THE PROBLEM: Only the pictures stay out; every record is to be quoted exactly.

RAW DATA:
————

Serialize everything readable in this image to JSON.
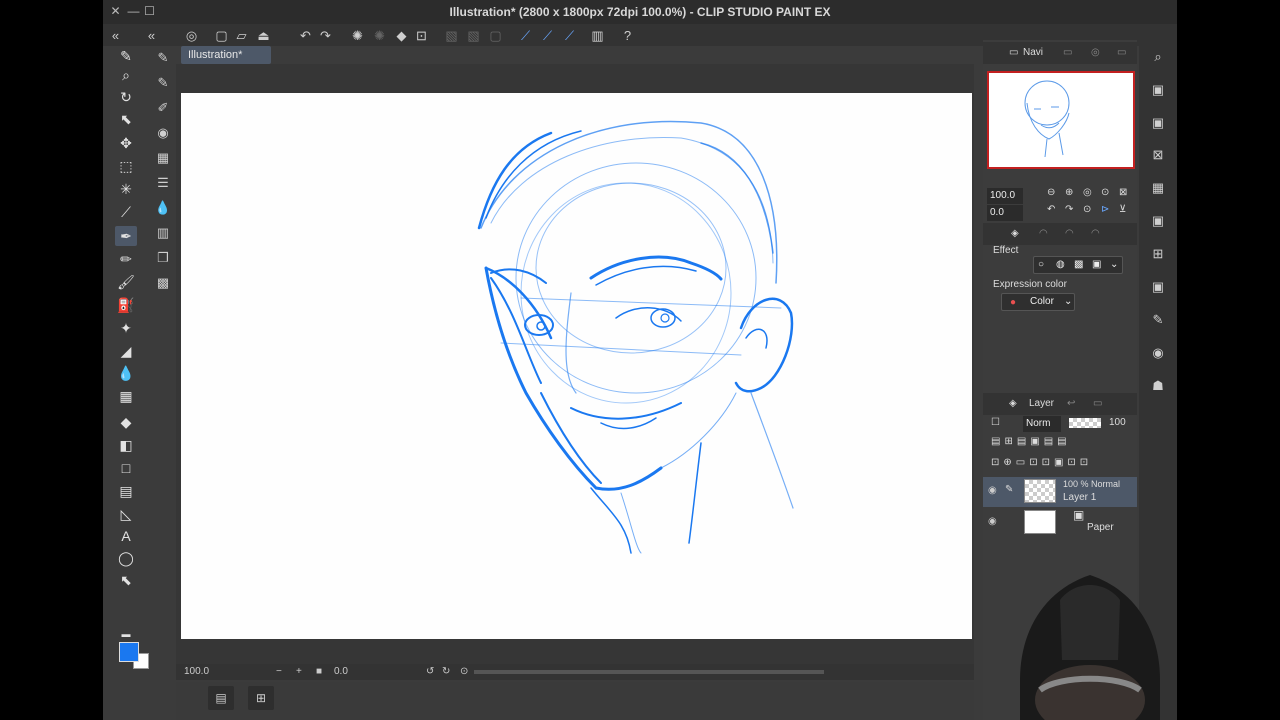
{
  "window": {
    "title": "Illustration* (2800 x 1800px 72dpi 100.0%)  - CLIP STUDIO PAINT EX",
    "close": "✕",
    "minimize": "—",
    "maximize": "☐"
  },
  "document_tab": {
    "label": "Illustration*"
  },
  "status": {
    "zoom": "100.0",
    "rotation": "0.0"
  },
  "navigator": {
    "tab_label": "Navi",
    "zoom_value": "100.0",
    "rotate_value": "0.0"
  },
  "tool_property": {
    "effect_label": "Effect",
    "expression_label": "Expression color",
    "expression_value": "Color"
  },
  "layer_panel": {
    "tab_label": "Layer",
    "blend_mode": "Norm",
    "opacity": "100",
    "layers": [
      {
        "opacity_mode": "100 % Normal",
        "name": "Layer 1"
      },
      {
        "name": "Paper"
      }
    ]
  },
  "colors": {
    "main": "#1a78f0",
    "sub": "#ffffff",
    "accent": "#4d5868",
    "sketch": "#1a78f0"
  }
}
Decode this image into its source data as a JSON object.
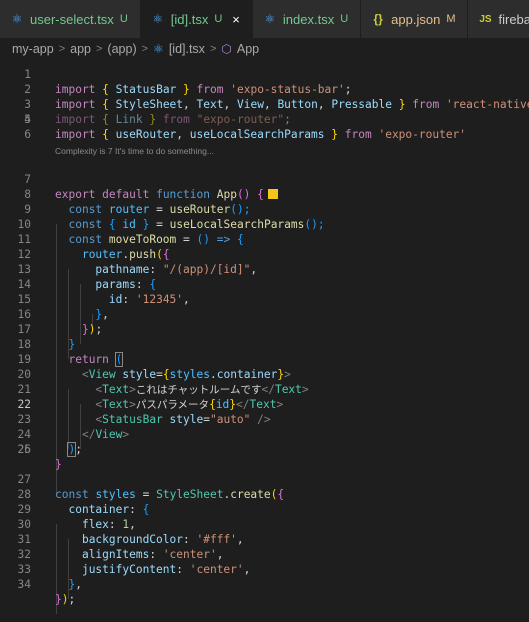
{
  "tabs": [
    {
      "name": "user-select.tsx",
      "status": "U",
      "icon": "react-icon",
      "active": false
    },
    {
      "name": "[id].tsx",
      "status": "U",
      "icon": "react-icon",
      "active": true,
      "close": "×"
    },
    {
      "name": "index.tsx",
      "status": "U",
      "icon": "react-icon",
      "active": false
    },
    {
      "name": "app.json",
      "status": "M",
      "icon": "json-icon",
      "active": false
    },
    {
      "name": "fireba",
      "status": "",
      "icon": "js-icon",
      "active": false
    }
  ],
  "breadcrumb": {
    "items": [
      "my-app",
      "app",
      "(app)",
      "[id].tsx",
      "App"
    ],
    "separator": ">"
  },
  "codelens": "Complexity is 7 It's time to do something...",
  "current_line": 22,
  "code": {
    "l1": [
      "import",
      "{",
      "StatusBar",
      "}",
      "from",
      "'expo-status-bar'",
      ";"
    ],
    "l2": [
      "import",
      "{",
      "StyleSheet",
      ",",
      "Text",
      ",",
      "View",
      ",",
      "Button",
      ",",
      "Pressable",
      "}",
      "from",
      "'react-native'",
      ";"
    ],
    "l3": [
      "import",
      "{",
      "Link",
      "}",
      "from",
      "\"expo-router\"",
      ";"
    ],
    "l4": [
      "import",
      "{",
      "useRouter",
      ",",
      "useLocalSearchParams",
      "}",
      "from",
      "'expo-router'"
    ],
    "l7": [
      "export",
      "default",
      "function",
      "App",
      "()",
      "{"
    ],
    "l8": [
      "const",
      "router",
      "=",
      "useRouter",
      "();"
    ],
    "l9": [
      "const",
      "{",
      "id",
      "}",
      "=",
      "useLocalSearchParams",
      "();"
    ],
    "l10": [
      "const",
      "moveToRoom",
      "=",
      "()",
      "=>",
      "{"
    ],
    "l11": [
      "router",
      ".",
      "push",
      "(",
      "{"
    ],
    "l12": [
      "pathname",
      ":",
      "\"/(app)/[id]\"",
      ","
    ],
    "l13": [
      "params",
      ":",
      "{"
    ],
    "l14": [
      "id",
      ":",
      "'12345'",
      ","
    ],
    "l15": [
      "}",
      ","
    ],
    "l16": [
      "}",
      ")",
      ";"
    ],
    "l17": [
      "}"
    ],
    "l18": [
      "return",
      "("
    ],
    "l19": [
      "<",
      "View",
      "style",
      "=",
      "{",
      "styles",
      ".",
      "container",
      "}",
      ">"
    ],
    "l20": [
      "<",
      "Text",
      ">",
      "これはチャットルームです",
      "</",
      "Text",
      ">"
    ],
    "l21": [
      "<",
      "Text",
      ">",
      "パスパラメータ",
      "{",
      "id",
      "}",
      "</",
      "Text",
      ">"
    ],
    "l22": [
      "<",
      "StatusBar",
      "style",
      "=",
      "\"auto\"",
      "/>"
    ],
    "l23": [
      "</",
      "View",
      ">"
    ],
    "l24": [
      ")",
      ";"
    ],
    "l25": [
      "}"
    ],
    "l27": [
      "const",
      "styles",
      "=",
      "StyleSheet",
      ".",
      "create",
      "(",
      "{"
    ],
    "l28": [
      "container",
      ":",
      "{"
    ],
    "l29": [
      "flex",
      ":",
      "1",
      ","
    ],
    "l30": [
      "backgroundColor",
      ":",
      "'#fff'",
      ","
    ],
    "l31": [
      "alignItems",
      ":",
      "'center'",
      ","
    ],
    "l32": [
      "justifyContent",
      ":",
      "'center'",
      ","
    ],
    "l33": [
      "}",
      ","
    ],
    "l34": [
      "}",
      ")",
      ";"
    ]
  },
  "colors": {
    "editor_bg": "#1e1e1e",
    "tabbar_bg": "#252526",
    "keyword": "#569cd6",
    "control": "#c586c0",
    "variable": "#9cdcfe",
    "function": "#dcdcaa",
    "string": "#ce9178",
    "type": "#4ec9b0",
    "git_untracked": "#73c991",
    "git_modified": "#e2c08d"
  }
}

————

THE OUTPUT:
Serialize everything readable in this image to JSON.
{
  "window": {
    "title": "Illustration* (2800 x 1800px 72dpi 100.0%)  - CLIP STUDIO PAINT EX",
    "close": "✕",
    "minimize": "—",
    "maximize": "☐"
  },
  "document_tab": {
    "label": "Illustration*"
  },
  "status": {
    "zoom": "100.0",
    "rotation": "0.0"
  },
  "navigator": {
    "tab_label": "Navi",
    "zoom_value": "100.0",
    "rotate_value": "0.0"
  },
  "tool_property": {
    "effect_label": "Effect",
    "expression_label": "Expression color",
    "expression_value": "Color"
  },
  "layer_panel": {
    "tab_label": "Layer",
    "blend_mode": "Norm",
    "opacity": "100",
    "layers": [
      {
        "opacity_mode": "100 % Normal",
        "name": "Layer 1"
      },
      {
        "name": "Paper"
      }
    ]
  },
  "colors": {
    "main": "#1a78f0",
    "sub": "#ffffff",
    "accent": "#4d5868",
    "sketch": "#1a78f0"
  }
}
Decode this image into its source data as a JSON object.
{
  "tabs": [
    {
      "name": "user-select.tsx",
      "status": "U",
      "icon": "react-icon",
      "active": false
    },
    {
      "name": "[id].tsx",
      "status": "U",
      "icon": "react-icon",
      "active": true,
      "close": "×"
    },
    {
      "name": "index.tsx",
      "status": "U",
      "icon": "react-icon",
      "active": false
    },
    {
      "name": "app.json",
      "status": "M",
      "icon": "json-icon",
      "active": false
    },
    {
      "name": "fireba",
      "status": "",
      "icon": "js-icon",
      "active": false
    }
  ],
  "breadcrumb": {
    "items": [
      "my-app",
      "app",
      "(app)",
      "[id].tsx",
      "App"
    ],
    "separator": ">"
  },
  "codelens": "Complexity is 7 It's time to do something...",
  "current_line": 22,
  "code": {
    "l1": [
      "import",
      "{",
      "StatusBar",
      "}",
      "from",
      "'expo-status-bar'",
      ";"
    ],
    "l2": [
      "import",
      "{",
      "StyleSheet",
      ",",
      "Text",
      ",",
      "View",
      ",",
      "Button",
      ",",
      "Pressable",
      "}",
      "from",
      "'react-native'",
      ";"
    ],
    "l3": [
      "import",
      "{",
      "Link",
      "}",
      "from",
      "\"expo-router\"",
      ";"
    ],
    "l4": [
      "import",
      "{",
      "useRouter",
      ",",
      "useLocalSearchParams",
      "}",
      "from",
      "'expo-router'"
    ],
    "l7": [
      "export",
      "default",
      "function",
      "App",
      "()",
      "{"
    ],
    "l8": [
      "const",
      "router",
      "=",
      "useRouter",
      "();"
    ],
    "l9": [
      "const",
      "{",
      "id",
      "}",
      "=",
      "useLocalSearchParams",
      "();"
    ],
    "l10": [
      "const",
      "moveToRoom",
      "=",
      "()",
      "=>",
      "{"
    ],
    "l11": [
      "router",
      ".",
      "push",
      "(",
      "{"
    ],
    "l12": [
      "pathname",
      ":",
      "\"/(app)/[id]\"",
      ","
    ],
    "l13": [
      "params",
      ":",
      "{"
    ],
    "l14": [
      "id",
      ":",
      "'12345'",
      ","
    ],
    "l15": [
      "}",
      ","
    ],
    "l16": [
      "}",
      ")",
      ";"
    ],
    "l17": [
      "}"
    ],
    "l18": [
      "return",
      "("
    ],
    "l19": [
      "<",
      "View",
      "style",
      "=",
      "{",
      "styles",
      ".",
      "container",
      "}",
      ">"
    ],
    "l20": [
      "<",
      "Text",
      ">",
      "これはチャットルームです",
      "</",
      "Text",
      ">"
    ],
    "l21": [
      "<",
      "Text",
      ">",
      "パスパラメータ",
      "{",
      "id",
      "}",
      "</",
      "Text",
      ">"
    ],
    "l22": [
      "<",
      "StatusBar",
      "style",
      "=",
      "\"auto\"",
      "/>"
    ],
    "l23": [
      "</",
      "View",
      ">"
    ],
    "l24": [
      ")",
      ";"
    ],
    "l25": [
      "}"
    ],
    "l27": [
      "const",
      "styles",
      "=",
      "StyleSheet",
      ".",
      "create",
      "(",
      "{"
    ],
    "l28": [
      "container",
      ":",
      "{"
    ],
    "l29": [
      "flex",
      ":",
      "1",
      ","
    ],
    "l30": [
      "backgroundColor",
      ":",
      "'#fff'",
      ","
    ],
    "l31": [
      "alignItems",
      ":",
      "'center'",
      ","
    ],
    "l32": [
      "justifyContent",
      ":",
      "'center'",
      ","
    ],
    "l33": [
      "}",
      ","
    ],
    "l34": [
      "}",
      ")",
      ";"
    ]
  },
  "colors": {
    "editor_bg": "#1e1e1e",
    "tabbar_bg": "#252526",
    "keyword": "#569cd6",
    "control": "#c586c0",
    "variable": "#9cdcfe",
    "function": "#dcdcaa",
    "string": "#ce9178",
    "type": "#4ec9b0",
    "git_untracked": "#73c991",
    "git_modified": "#e2c08d"
  }
}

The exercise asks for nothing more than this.